**Goal:** Below are the records; reproduce all of them exactly but without any images.

........

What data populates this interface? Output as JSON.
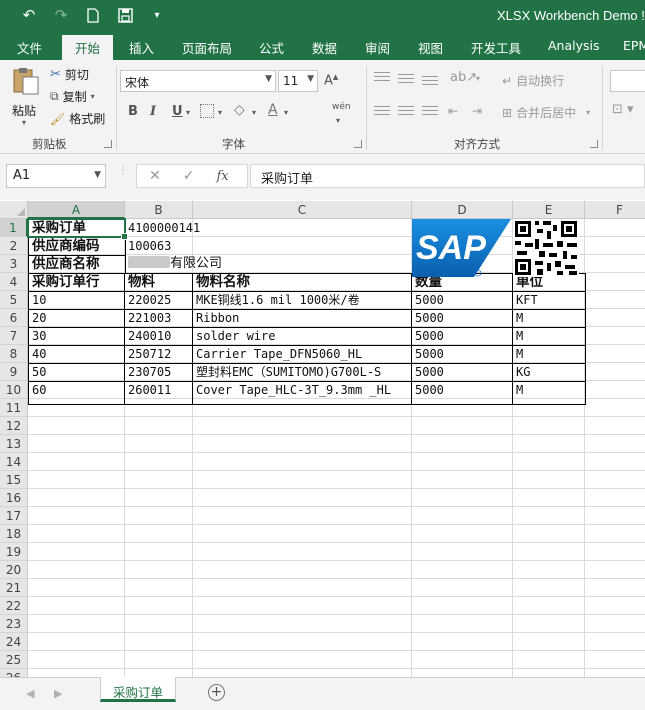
{
  "window": {
    "title": "XLSX Workbench Demo !"
  },
  "ribbon_tabs": [
    "文件",
    "开始",
    "插入",
    "页面布局",
    "公式",
    "数据",
    "审阅",
    "视图",
    "开发工具",
    "Analysis",
    "EPM"
  ],
  "clipboard": {
    "paste": "粘贴",
    "cut": "剪切",
    "copy": "复制",
    "format_painter": "格式刷",
    "group_label": "剪贴板"
  },
  "font": {
    "name": "宋体",
    "size": "11",
    "bold": "B",
    "italic": "I",
    "underline": "U",
    "wen": "wén",
    "group_label": "字体"
  },
  "alignment": {
    "wrap_text": "自动换行",
    "merge_center": "合并后居中",
    "group_label": "对齐方式"
  },
  "formula_bar": {
    "name_box": "A1",
    "fx": "fx",
    "value": "采购订单"
  },
  "columns": [
    "A",
    "B",
    "C",
    "D",
    "E",
    "F"
  ],
  "rows": [
    "1",
    "2",
    "3",
    "4",
    "5",
    "6",
    "7",
    "8",
    "9",
    "10",
    "11",
    "12",
    "13",
    "14",
    "15",
    "16",
    "17",
    "18",
    "19",
    "20",
    "21",
    "22",
    "23",
    "24",
    "25",
    "26"
  ],
  "header": {
    "po_label": "采购订单",
    "po_value": "4100000141",
    "vendor_code_label": "供应商编码",
    "vendor_code_value": "100063",
    "vendor_name_label": "供应商名称",
    "vendor_name_value": "有限公司"
  },
  "table": {
    "headers": [
      "采购订单行",
      "物料",
      "物料名称",
      "数量",
      "单位"
    ],
    "rows": [
      [
        "10",
        "220025",
        "MKE铜线1.6 mil 1000米/卷",
        "5000",
        "KFT"
      ],
      [
        "20",
        "221003",
        "Ribbon",
        "5000",
        "M"
      ],
      [
        "30",
        "240010",
        "solder wire",
        "5000",
        "M"
      ],
      [
        "40",
        "250712",
        "Carrier Tape_DFN5060_HL",
        "5000",
        "M"
      ],
      [
        "50",
        "230705",
        "塑封料EMC（SUMITOMO)G700L-S",
        "5000",
        "KG"
      ],
      [
        "60",
        "260011",
        "Cover Tape_HLC-3T_9.3mm _HL",
        "5000",
        "M"
      ]
    ]
  },
  "logo": {
    "text": "SAP",
    "color": "#0a6ed1"
  },
  "sheets": [
    "采购订单"
  ],
  "accent_color": "#217346"
}
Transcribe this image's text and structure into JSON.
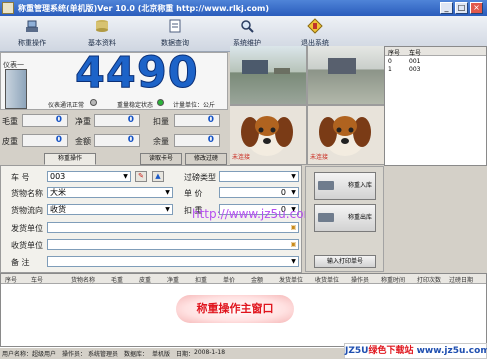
{
  "window": {
    "title": "称重管理系统(单机版)Ver 10.0 (北京称重 http://www.rlkj.com)"
  },
  "toolbar": [
    {
      "label": "称重操作",
      "icon": "scale-icon"
    },
    {
      "label": "基本资料",
      "icon": "database-icon"
    },
    {
      "label": "数据查询",
      "icon": "report-icon"
    },
    {
      "label": "系统维护",
      "icon": "magnifier-icon"
    },
    {
      "label": "退出系统",
      "icon": "exit-icon"
    }
  ],
  "weight": {
    "value": "4490",
    "label_top": "仪表一",
    "status1": "仪表通讯正常",
    "status2": "重量稳定状态",
    "status3": "计量单位：公斤"
  },
  "summary": [
    {
      "label": "毛重",
      "value": "0"
    },
    {
      "label": "净重",
      "value": "0"
    },
    {
      "label": "扣量",
      "value": "0"
    },
    {
      "label": "皮重",
      "value": "0"
    },
    {
      "label": "金额",
      "value": "0"
    },
    {
      "label": "余量",
      "value": "0"
    }
  ],
  "tabs": [
    "称重操作",
    "读取卡号",
    "修改过磅"
  ],
  "form": {
    "car_label": "车  号",
    "car_value": "003",
    "goods_label": "货物名称",
    "goods_value": "大米",
    "flow_label": "货物流向",
    "flow_value": "收货",
    "sender_label": "发货单位",
    "receiver_label": "收货单位",
    "remark_label": "备  注",
    "weigh_type_label": "过磅类型",
    "unit_price_label": "单  价",
    "unit_price_value": "0",
    "deduct_label": "扣  重",
    "deduct_value": "0"
  },
  "buttons": {
    "weigh_in": "称重入库",
    "weigh_out": "称重出库",
    "print": "输入打印单号"
  },
  "watermark": "http://www.jz5u.com",
  "cameras": {
    "cam1_label": "未连接",
    "cam2_label": "未连接"
  },
  "pending": {
    "headers": [
      "序号",
      "车号"
    ],
    "rows": [
      {
        "seq": "0",
        "car": "001"
      },
      {
        "seq": "1",
        "car": "003"
      }
    ]
  },
  "grid": {
    "headers": [
      "序号",
      "车号",
      "货物名称",
      "毛重",
      "皮重",
      "净重",
      "扣重",
      "单价",
      "金额",
      "发货单位",
      "收货单位",
      "操作员",
      "称重时间",
      "打印次数",
      "过磅日期"
    ]
  },
  "banner": "称重操作主窗口",
  "statusbar": {
    "segments": [
      "用户名称：",
      "超级用户",
      "操作员：",
      "系统管理员",
      "数据库：",
      "单机版",
      "日期：",
      "2008-1-18"
    ]
  },
  "logo": {
    "text_a": "JZ5U",
    "text_b": "绿色下载站",
    "text_c": "www.jz5u.com"
  }
}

........

**Reply:**
What data populates this interface? Output as JSON.
{
  "window": {
    "title": "XLSX Workbench Demo !"
  },
  "ribbon_tabs": [
    "文件",
    "开始",
    "插入",
    "页面布局",
    "公式",
    "数据",
    "审阅",
    "视图",
    "开发工具",
    "Analysis",
    "EPM"
  ],
  "clipboard": {
    "paste": "粘贴",
    "cut": "剪切",
    "copy": "复制",
    "format_painter": "格式刷",
    "group_label": "剪贴板"
  },
  "font": {
    "name": "宋体",
    "size": "11",
    "bold": "B",
    "italic": "I",
    "underline": "U",
    "wen": "wén",
    "group_label": "字体"
  },
  "alignment": {
    "wrap_text": "自动换行",
    "merge_center": "合并后居中",
    "group_label": "对齐方式"
  },
  "formula_bar": {
    "name_box": "A1",
    "fx": "fx",
    "value": "采购订单"
  },
  "columns": [
    "A",
    "B",
    "C",
    "D",
    "E",
    "F"
  ],
  "rows": [
    "1",
    "2",
    "3",
    "4",
    "5",
    "6",
    "7",
    "8",
    "9",
    "10",
    "11",
    "12",
    "13",
    "14",
    "15",
    "16",
    "17",
    "18",
    "19",
    "20",
    "21",
    "22",
    "23",
    "24",
    "25",
    "26"
  ],
  "header": {
    "po_label": "采购订单",
    "po_value": "4100000141",
    "vendor_code_label": "供应商编码",
    "vendor_code_value": "100063",
    "vendor_name_label": "供应商名称",
    "vendor_name_value": "有限公司"
  },
  "table": {
    "headers": [
      "采购订单行",
      "物料",
      "物料名称",
      "数量",
      "单位"
    ],
    "rows": [
      [
        "10",
        "220025",
        "MKE铜线1.6 mil 1000米/卷",
        "5000",
        "KFT"
      ],
      [
        "20",
        "221003",
        "Ribbon",
        "5000",
        "M"
      ],
      [
        "30",
        "240010",
        "solder wire",
        "5000",
        "M"
      ],
      [
        "40",
        "250712",
        "Carrier Tape_DFN5060_HL",
        "5000",
        "M"
      ],
      [
        "50",
        "230705",
        "塑封料EMC（SUMITOMO)G700L-S",
        "5000",
        "KG"
      ],
      [
        "60",
        "260011",
        "Cover Tape_HLC-3T_9.3mm _HL",
        "5000",
        "M"
      ]
    ]
  },
  "logo": {
    "text": "SAP",
    "color": "#0a6ed1"
  },
  "sheets": [
    "采购订单"
  ],
  "accent_color": "#217346"
}
Transcribe this image's text and structure into JSON.
{
  "window": {
    "title": "称重管理系统(单机版)Ver 10.0 (北京称重 http://www.rlkj.com)"
  },
  "toolbar": [
    {
      "label": "称重操作",
      "icon": "scale-icon"
    },
    {
      "label": "基本资料",
      "icon": "database-icon"
    },
    {
      "label": "数据查询",
      "icon": "report-icon"
    },
    {
      "label": "系统维护",
      "icon": "magnifier-icon"
    },
    {
      "label": "退出系统",
      "icon": "exit-icon"
    }
  ],
  "weight": {
    "value": "4490",
    "label_top": "仪表一",
    "status1": "仪表通讯正常",
    "status2": "重量稳定状态",
    "status3": "计量单位：公斤"
  },
  "summary": [
    {
      "label": "毛重",
      "value": "0"
    },
    {
      "label": "净重",
      "value": "0"
    },
    {
      "label": "扣量",
      "value": "0"
    },
    {
      "label": "皮重",
      "value": "0"
    },
    {
      "label": "金额",
      "value": "0"
    },
    {
      "label": "余量",
      "value": "0"
    }
  ],
  "tabs": [
    "称重操作",
    "读取卡号",
    "修改过磅"
  ],
  "form": {
    "car_label": "车  号",
    "car_value": "003",
    "goods_label": "货物名称",
    "goods_value": "大米",
    "flow_label": "货物流向",
    "flow_value": "收货",
    "sender_label": "发货单位",
    "receiver_label": "收货单位",
    "remark_label": "备  注",
    "weigh_type_label": "过磅类型",
    "unit_price_label": "单  价",
    "unit_price_value": "0",
    "deduct_label": "扣  重",
    "deduct_value": "0"
  },
  "buttons": {
    "weigh_in": "称重入库",
    "weigh_out": "称重出库",
    "print": "输入打印单号"
  },
  "watermark": "http://www.jz5u.com",
  "cameras": {
    "cam1_label": "未连接",
    "cam2_label": "未连接"
  },
  "pending": {
    "headers": [
      "序号",
      "车号"
    ],
    "rows": [
      {
        "seq": "0",
        "car": "001"
      },
      {
        "seq": "1",
        "car": "003"
      }
    ]
  },
  "grid": {
    "headers": [
      "序号",
      "车号",
      "货物名称",
      "毛重",
      "皮重",
      "净重",
      "扣重",
      "单价",
      "金额",
      "发货单位",
      "收货单位",
      "操作员",
      "称重时间",
      "打印次数",
      "过磅日期"
    ]
  },
  "banner": "称重操作主窗口",
  "statusbar": {
    "segments": [
      "用户名称：",
      "超级用户",
      "操作员：",
      "系统管理员",
      "数据库：",
      "单机版",
      "日期：",
      "2008-1-18"
    ]
  },
  "logo": {
    "text_a": "JZ5U",
    "text_b": "绿色下载站",
    "text_c": "www.jz5u.com"
  }
}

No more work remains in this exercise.